What is asked:
In the records below, find each line containing the word "title" and copy it.

─── Extracted data ───

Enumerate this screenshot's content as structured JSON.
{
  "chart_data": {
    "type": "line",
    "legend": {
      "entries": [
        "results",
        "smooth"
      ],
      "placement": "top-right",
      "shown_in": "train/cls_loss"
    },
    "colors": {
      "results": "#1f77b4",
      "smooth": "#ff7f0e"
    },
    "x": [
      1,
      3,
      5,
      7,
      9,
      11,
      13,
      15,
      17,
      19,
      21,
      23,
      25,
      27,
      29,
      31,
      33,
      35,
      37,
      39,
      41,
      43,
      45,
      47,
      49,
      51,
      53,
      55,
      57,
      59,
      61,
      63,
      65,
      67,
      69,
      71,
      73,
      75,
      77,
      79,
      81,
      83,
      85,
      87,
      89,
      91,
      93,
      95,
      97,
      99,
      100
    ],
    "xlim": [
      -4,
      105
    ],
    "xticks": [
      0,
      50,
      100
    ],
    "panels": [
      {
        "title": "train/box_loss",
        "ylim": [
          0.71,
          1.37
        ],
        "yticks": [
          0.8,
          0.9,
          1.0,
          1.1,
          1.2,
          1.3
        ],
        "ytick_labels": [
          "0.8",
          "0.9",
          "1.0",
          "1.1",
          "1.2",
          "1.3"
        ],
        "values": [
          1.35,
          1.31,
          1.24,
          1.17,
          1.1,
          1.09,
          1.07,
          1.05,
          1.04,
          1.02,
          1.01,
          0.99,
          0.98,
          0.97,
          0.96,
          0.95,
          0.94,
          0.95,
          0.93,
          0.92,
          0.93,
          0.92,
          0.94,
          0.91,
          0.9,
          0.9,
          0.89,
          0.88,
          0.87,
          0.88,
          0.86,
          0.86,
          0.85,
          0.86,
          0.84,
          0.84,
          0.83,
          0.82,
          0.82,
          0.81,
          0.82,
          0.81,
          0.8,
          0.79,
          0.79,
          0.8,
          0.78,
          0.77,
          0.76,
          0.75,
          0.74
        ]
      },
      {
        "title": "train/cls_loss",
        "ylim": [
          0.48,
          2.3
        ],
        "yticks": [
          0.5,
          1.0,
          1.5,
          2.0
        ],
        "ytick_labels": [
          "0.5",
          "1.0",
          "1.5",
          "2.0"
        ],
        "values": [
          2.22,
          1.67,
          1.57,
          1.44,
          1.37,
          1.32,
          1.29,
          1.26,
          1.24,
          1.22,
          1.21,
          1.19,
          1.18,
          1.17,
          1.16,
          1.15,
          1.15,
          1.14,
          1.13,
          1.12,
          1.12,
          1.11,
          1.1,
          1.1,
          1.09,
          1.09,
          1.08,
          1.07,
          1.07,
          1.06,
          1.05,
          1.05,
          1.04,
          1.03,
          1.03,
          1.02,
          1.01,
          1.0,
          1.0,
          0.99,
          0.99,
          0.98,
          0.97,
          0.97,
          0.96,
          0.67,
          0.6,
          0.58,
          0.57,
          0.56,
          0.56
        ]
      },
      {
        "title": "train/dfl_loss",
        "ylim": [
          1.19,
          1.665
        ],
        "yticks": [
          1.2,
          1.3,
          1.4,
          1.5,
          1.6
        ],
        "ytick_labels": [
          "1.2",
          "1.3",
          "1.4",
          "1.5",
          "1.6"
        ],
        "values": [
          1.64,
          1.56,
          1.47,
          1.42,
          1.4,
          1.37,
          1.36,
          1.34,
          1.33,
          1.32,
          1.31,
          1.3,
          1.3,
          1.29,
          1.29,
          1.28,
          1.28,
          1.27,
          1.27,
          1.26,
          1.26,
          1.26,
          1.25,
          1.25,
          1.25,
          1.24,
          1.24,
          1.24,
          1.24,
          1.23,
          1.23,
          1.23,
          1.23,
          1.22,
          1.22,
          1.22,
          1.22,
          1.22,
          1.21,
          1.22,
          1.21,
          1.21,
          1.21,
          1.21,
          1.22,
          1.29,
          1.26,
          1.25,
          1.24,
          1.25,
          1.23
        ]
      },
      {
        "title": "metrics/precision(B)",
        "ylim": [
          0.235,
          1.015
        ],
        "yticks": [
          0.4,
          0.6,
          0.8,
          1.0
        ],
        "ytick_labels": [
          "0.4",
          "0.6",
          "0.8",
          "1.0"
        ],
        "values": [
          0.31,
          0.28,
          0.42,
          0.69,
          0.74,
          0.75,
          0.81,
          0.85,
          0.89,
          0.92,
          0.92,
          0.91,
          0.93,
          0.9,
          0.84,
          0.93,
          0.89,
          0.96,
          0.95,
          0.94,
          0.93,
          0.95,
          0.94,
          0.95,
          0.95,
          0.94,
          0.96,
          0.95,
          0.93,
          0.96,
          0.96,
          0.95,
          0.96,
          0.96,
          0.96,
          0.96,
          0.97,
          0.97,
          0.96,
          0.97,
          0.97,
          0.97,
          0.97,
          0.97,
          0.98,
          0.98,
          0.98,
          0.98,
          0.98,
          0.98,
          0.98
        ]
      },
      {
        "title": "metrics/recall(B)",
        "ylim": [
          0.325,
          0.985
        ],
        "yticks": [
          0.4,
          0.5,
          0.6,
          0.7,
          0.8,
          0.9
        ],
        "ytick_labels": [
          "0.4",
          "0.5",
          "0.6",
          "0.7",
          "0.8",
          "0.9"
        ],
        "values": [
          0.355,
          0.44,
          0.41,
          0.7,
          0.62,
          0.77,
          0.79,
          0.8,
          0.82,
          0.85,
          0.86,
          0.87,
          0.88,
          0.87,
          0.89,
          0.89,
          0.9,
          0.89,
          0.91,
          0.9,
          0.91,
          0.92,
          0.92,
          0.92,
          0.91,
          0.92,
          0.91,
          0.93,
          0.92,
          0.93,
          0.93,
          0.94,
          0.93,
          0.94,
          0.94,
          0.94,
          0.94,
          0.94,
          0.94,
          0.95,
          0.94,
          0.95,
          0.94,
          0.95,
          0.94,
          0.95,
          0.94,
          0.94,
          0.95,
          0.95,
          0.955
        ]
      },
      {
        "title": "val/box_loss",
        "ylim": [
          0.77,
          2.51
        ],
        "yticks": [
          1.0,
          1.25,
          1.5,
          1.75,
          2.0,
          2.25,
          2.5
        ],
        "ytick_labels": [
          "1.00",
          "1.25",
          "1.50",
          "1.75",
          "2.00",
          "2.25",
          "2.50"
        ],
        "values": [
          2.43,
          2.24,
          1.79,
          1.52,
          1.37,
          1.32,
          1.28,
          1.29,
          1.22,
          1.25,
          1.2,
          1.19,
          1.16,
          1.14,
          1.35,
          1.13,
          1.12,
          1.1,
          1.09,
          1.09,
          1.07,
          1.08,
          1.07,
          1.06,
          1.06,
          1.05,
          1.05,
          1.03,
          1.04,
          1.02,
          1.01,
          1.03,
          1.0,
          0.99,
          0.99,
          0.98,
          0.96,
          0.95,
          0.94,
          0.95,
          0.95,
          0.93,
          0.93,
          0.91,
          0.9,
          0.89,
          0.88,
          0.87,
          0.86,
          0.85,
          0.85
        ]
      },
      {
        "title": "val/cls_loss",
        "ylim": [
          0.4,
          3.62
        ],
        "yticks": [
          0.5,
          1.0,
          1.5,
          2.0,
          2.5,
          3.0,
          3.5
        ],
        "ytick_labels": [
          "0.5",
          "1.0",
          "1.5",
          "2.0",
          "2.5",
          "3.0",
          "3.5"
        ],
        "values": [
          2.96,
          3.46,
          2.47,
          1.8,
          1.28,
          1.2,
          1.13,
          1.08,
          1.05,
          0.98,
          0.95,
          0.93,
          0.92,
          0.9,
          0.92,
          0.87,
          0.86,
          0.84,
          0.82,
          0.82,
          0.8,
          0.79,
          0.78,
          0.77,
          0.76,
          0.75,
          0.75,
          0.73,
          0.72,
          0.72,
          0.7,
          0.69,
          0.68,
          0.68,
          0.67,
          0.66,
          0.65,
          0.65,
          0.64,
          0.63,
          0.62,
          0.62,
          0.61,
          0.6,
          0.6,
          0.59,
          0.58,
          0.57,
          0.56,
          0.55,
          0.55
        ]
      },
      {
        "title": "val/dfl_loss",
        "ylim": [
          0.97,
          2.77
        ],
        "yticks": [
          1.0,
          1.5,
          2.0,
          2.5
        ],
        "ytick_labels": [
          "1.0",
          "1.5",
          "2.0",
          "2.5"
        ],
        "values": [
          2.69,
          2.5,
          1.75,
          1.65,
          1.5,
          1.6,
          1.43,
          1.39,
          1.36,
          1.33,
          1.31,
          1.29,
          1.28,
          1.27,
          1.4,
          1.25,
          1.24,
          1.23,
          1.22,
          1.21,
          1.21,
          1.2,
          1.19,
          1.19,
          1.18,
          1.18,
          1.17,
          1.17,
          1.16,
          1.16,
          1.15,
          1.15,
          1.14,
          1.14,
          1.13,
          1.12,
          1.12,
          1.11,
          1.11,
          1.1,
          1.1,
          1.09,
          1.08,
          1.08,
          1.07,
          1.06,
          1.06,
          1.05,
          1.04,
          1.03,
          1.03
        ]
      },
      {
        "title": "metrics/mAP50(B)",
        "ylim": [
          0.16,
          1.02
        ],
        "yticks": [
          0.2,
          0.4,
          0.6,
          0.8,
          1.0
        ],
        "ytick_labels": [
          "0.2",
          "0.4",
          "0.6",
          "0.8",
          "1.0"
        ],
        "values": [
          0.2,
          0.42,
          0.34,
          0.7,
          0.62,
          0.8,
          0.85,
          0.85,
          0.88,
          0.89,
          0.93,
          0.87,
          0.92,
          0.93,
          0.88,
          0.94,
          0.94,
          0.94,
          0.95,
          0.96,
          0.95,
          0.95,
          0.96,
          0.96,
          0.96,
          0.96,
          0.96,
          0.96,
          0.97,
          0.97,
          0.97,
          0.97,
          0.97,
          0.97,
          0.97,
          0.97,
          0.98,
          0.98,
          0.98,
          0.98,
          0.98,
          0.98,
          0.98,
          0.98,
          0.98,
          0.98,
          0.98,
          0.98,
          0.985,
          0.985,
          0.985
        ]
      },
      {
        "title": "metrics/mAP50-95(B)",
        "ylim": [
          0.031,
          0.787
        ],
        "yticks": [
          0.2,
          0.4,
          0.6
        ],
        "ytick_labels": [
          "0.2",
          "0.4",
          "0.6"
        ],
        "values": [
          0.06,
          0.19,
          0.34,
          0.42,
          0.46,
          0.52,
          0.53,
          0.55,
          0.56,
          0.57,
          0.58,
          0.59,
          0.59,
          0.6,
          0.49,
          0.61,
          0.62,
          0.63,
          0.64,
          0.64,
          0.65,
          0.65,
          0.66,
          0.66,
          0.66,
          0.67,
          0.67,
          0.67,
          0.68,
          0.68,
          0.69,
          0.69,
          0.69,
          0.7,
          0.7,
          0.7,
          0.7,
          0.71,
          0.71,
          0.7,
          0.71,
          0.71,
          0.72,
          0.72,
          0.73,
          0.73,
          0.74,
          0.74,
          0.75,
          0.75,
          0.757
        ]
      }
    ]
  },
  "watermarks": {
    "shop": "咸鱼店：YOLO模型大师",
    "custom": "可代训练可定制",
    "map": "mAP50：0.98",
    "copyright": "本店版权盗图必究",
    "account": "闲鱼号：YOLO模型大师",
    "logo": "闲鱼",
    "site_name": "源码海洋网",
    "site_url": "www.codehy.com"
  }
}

───

Task output:
        "title": "train/box_loss",
        "title": "train/cls_loss",
        "title": "train/dfl_loss",
        "title": "metrics/precision(B)",
        "title": "metrics/recall(B)",
        "title": "val/box_loss",
        "title": "val/cls_loss",
        "title": "val/dfl_loss",
        "title": "metrics/mAP50(B)",
        "title": "metrics/mAP50-95(B)",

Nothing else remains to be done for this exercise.